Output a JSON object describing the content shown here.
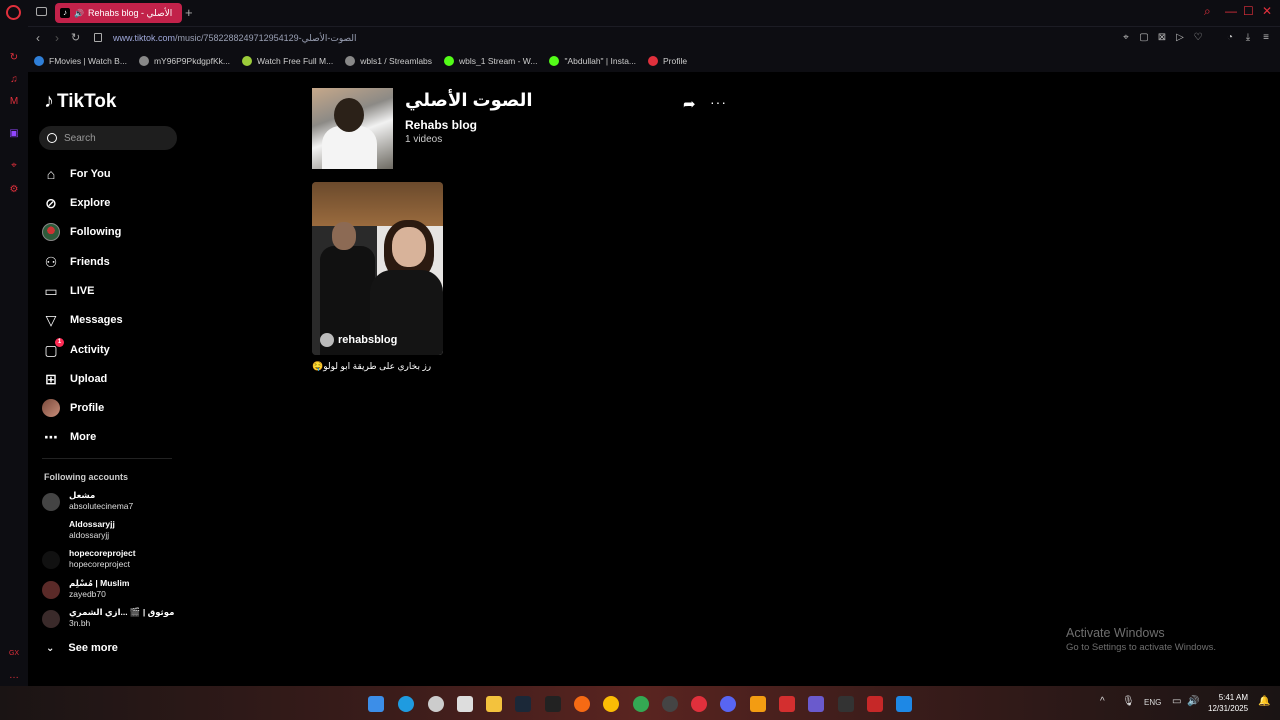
{
  "browser": {
    "tab_title": "Rehabs blog - الأصلي",
    "url_host": "www.tiktok.com",
    "url_path": "/music/7582288249712954129-الصوت-الأصلي"
  },
  "bookmarks": [
    {
      "label": "FMovies | Watch B...",
      "color": "#2f7fd8"
    },
    {
      "label": "mY96P9PkdgpfKk...",
      "color": "#888888"
    },
    {
      "label": "Watch Free Full M...",
      "color": "#9ccc3a"
    },
    {
      "label": "wbls1 / Streamlabs",
      "color": "#888888"
    },
    {
      "label": "wbls_1 Stream - W...",
      "color": "#53fc18"
    },
    {
      "label": "\"Abdullah\" | Insta...",
      "color": "#53fc18"
    },
    {
      "label": "Profile",
      "color": "#e0303c"
    }
  ],
  "sidebar": {
    "logo": "TikTok",
    "search_placeholder": "Search",
    "menu": [
      {
        "label": "For You",
        "icon": "home-icon"
      },
      {
        "label": "Explore",
        "icon": "compass-icon"
      },
      {
        "label": "Following",
        "icon": "following-avatar"
      },
      {
        "label": "Friends",
        "icon": "friends-icon"
      },
      {
        "label": "LIVE",
        "icon": "live-icon"
      },
      {
        "label": "Messages",
        "icon": "send-icon"
      },
      {
        "label": "Activity",
        "icon": "inbox-icon",
        "badge": "1"
      },
      {
        "label": "Upload",
        "icon": "plus-square-icon"
      },
      {
        "label": "Profile",
        "icon": "profile-avatar"
      },
      {
        "label": "More",
        "icon": "ellipsis-icon"
      }
    ],
    "following_title": "Following accounts",
    "accounts": [
      {
        "name": "مشعل",
        "handle": "absolutecinema7"
      },
      {
        "name": "Aldossaryjj",
        "handle": "aldossaryjj"
      },
      {
        "name": "hopecoreproject",
        "handle": "hopecoreproject"
      },
      {
        "name": "مُسْلِم | Muslim",
        "handle": "zayedb70"
      },
      {
        "name": "موثوق | 🎬 ...ازي الشمري",
        "handle": "3n.bh"
      }
    ],
    "see_more": "See more"
  },
  "music": {
    "title": "الصوت الأصلي",
    "author": "Rehabs blog",
    "count": "1 videos"
  },
  "video": {
    "username": "rehabsblog",
    "caption": "رز بخاري على طريقة ابو لولو🤤"
  },
  "watermark": {
    "line1": "Activate Windows",
    "line2": "Go to Settings to activate Windows."
  },
  "taskbar": {
    "lang": "ENG",
    "time": "5:41 AM",
    "date": "12/31/2025"
  }
}
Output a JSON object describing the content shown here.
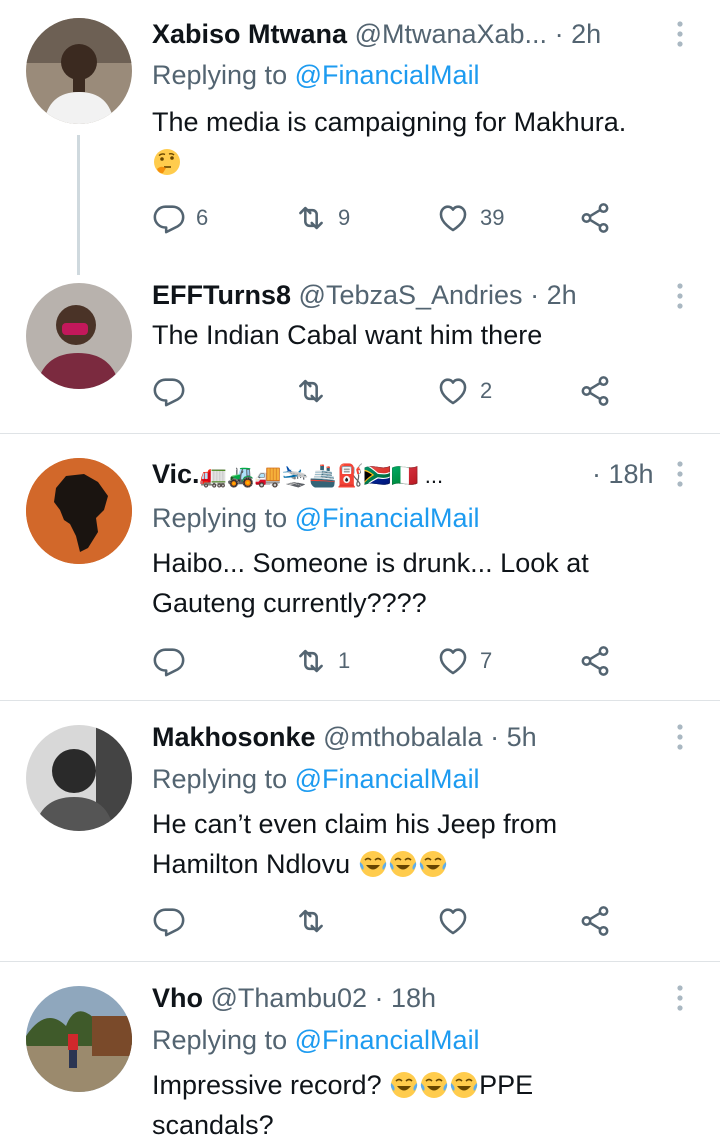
{
  "tweets": [
    {
      "name": "Xabiso Mtwana",
      "handle": "@MtwanaXab...",
      "time": "· 2h",
      "replying_prefix": "Replying to ",
      "replying_to": "@FinancialMail",
      "text": "The media is campaigning for Makhura.",
      "emoji": "thinking-face",
      "replies": "6",
      "retweets": "9",
      "likes": "39"
    },
    {
      "name": "EFFTurns8",
      "handle": "@TebzaS_Andries",
      "time": "· 2h",
      "text": "The Indian Cabal want him there",
      "replies": "",
      "retweets": "",
      "likes": "2"
    },
    {
      "name": "Vic.",
      "name_emoji": "🚛🚜🚚🛬🚢⛽🇿🇦🇮🇹 ...",
      "time": "· 18h",
      "replying_prefix": "Replying to ",
      "replying_to": "@FinancialMail",
      "text_line1": "Haibo... Someone is drunk... Look at",
      "text_line2": "Gauteng currently????",
      "replies": "",
      "retweets": "1",
      "likes": "7"
    },
    {
      "name": "Makhosonke",
      "handle": "@mthobalala",
      "time": "· 5h",
      "replying_prefix": "Replying to ",
      "replying_to": "@FinancialMail",
      "text_line1": "He can’t even claim his Jeep from",
      "text_line2": "Hamilton Ndlovu",
      "emoji": "face-with-tears-of-joy",
      "replies": "",
      "retweets": "",
      "likes": ""
    },
    {
      "name": "Vho",
      "handle": "@Thambu02",
      "time": "· 18h",
      "replying_prefix": "Replying to ",
      "replying_to": "@FinancialMail",
      "text_line1a": "Impressive record? ",
      "text_line1b": "PPE",
      "text_line2": "scandals?"
    }
  ],
  "colors": {
    "link": "#1d9bf0",
    "secondary": "#536471",
    "text": "#0f1419",
    "divider": "#dfe3e6"
  }
}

+++

**The request**
Exclude the images, then output the data above word for word.

**Completed exercise**
Output a JSON object describing the content shown here.
{
  "browser": {
    "tab_title": "Rehabs blog - الأصلي",
    "url_host": "www.tiktok.com",
    "url_path": "/music/7582288249712954129-الصوت-الأصلي"
  },
  "bookmarks": [
    {
      "label": "FMovies | Watch B...",
      "color": "#2f7fd8"
    },
    {
      "label": "mY96P9PkdgpfKk...",
      "color": "#888888"
    },
    {
      "label": "Watch Free Full M...",
      "color": "#9ccc3a"
    },
    {
      "label": "wbls1 / Streamlabs",
      "color": "#888888"
    },
    {
      "label": "wbls_1 Stream - W...",
      "color": "#53fc18"
    },
    {
      "label": "\"Abdullah\" | Insta...",
      "color": "#53fc18"
    },
    {
      "label": "Profile",
      "color": "#e0303c"
    }
  ],
  "sidebar": {
    "logo": "TikTok",
    "search_placeholder": "Search",
    "menu": [
      {
        "label": "For You",
        "icon": "home-icon"
      },
      {
        "label": "Explore",
        "icon": "compass-icon"
      },
      {
        "label": "Following",
        "icon": "following-avatar"
      },
      {
        "label": "Friends",
        "icon": "friends-icon"
      },
      {
        "label": "LIVE",
        "icon": "live-icon"
      },
      {
        "label": "Messages",
        "icon": "send-icon"
      },
      {
        "label": "Activity",
        "icon": "inbox-icon",
        "badge": "1"
      },
      {
        "label": "Upload",
        "icon": "plus-square-icon"
      },
      {
        "label": "Profile",
        "icon": "profile-avatar"
      },
      {
        "label": "More",
        "icon": "ellipsis-icon"
      }
    ],
    "following_title": "Following accounts",
    "accounts": [
      {
        "name": "مشعل",
        "handle": "absolutecinema7"
      },
      {
        "name": "Aldossaryjj",
        "handle": "aldossaryjj"
      },
      {
        "name": "hopecoreproject",
        "handle": "hopecoreproject"
      },
      {
        "name": "مُسْلِم | Muslim",
        "handle": "zayedb70"
      },
      {
        "name": "موثوق | 🎬 ...ازي الشمري",
        "handle": "3n.bh"
      }
    ],
    "see_more": "See more"
  },
  "music": {
    "title": "الصوت الأصلي",
    "author": "Rehabs blog",
    "count": "1 videos"
  },
  "video": {
    "username": "rehabsblog",
    "caption": "رز بخاري على طريقة ابو لولو🤤"
  },
  "watermark": {
    "line1": "Activate Windows",
    "line2": "Go to Settings to activate Windows."
  },
  "taskbar": {
    "lang": "ENG",
    "time": "5:41 AM",
    "date": "12/31/2025"
  }
}
Output a JSON object describing the content shown here.
{
  "tweets": [
    {
      "name": "Xabiso Mtwana",
      "handle": "@MtwanaXab...",
      "time": "· 2h",
      "replying_prefix": "Replying to ",
      "replying_to": "@FinancialMail",
      "text": "The media is campaigning for Makhura.",
      "emoji": "thinking-face",
      "replies": "6",
      "retweets": "9",
      "likes": "39"
    },
    {
      "name": "EFFTurns8",
      "handle": "@TebzaS_Andries",
      "time": "· 2h",
      "text": "The Indian Cabal want him there",
      "replies": "",
      "retweets": "",
      "likes": "2"
    },
    {
      "name": "Vic.",
      "name_emoji": "🚛🚜🚚🛬🚢⛽🇿🇦🇮🇹 ...",
      "time": "· 18h",
      "replying_prefix": "Replying to ",
      "replying_to": "@FinancialMail",
      "text_line1": "Haibo... Someone is drunk... Look at",
      "text_line2": "Gauteng currently????",
      "replies": "",
      "retweets": "1",
      "likes": "7"
    },
    {
      "name": "Makhosonke",
      "handle": "@mthobalala",
      "time": "· 5h",
      "replying_prefix": "Replying to ",
      "replying_to": "@FinancialMail",
      "text_line1": "He can’t even claim his Jeep from",
      "text_line2": "Hamilton Ndlovu",
      "emoji": "face-with-tears-of-joy",
      "replies": "",
      "retweets": "",
      "likes": ""
    },
    {
      "name": "Vho",
      "handle": "@Thambu02",
      "time": "· 18h",
      "replying_prefix": "Replying to ",
      "replying_to": "@FinancialMail",
      "text_line1a": "Impressive record? ",
      "text_line1b": "PPE",
      "text_line2": "scandals?"
    }
  ],
  "colors": {
    "link": "#1d9bf0",
    "secondary": "#536471",
    "text": "#0f1419",
    "divider": "#dfe3e6"
  }
}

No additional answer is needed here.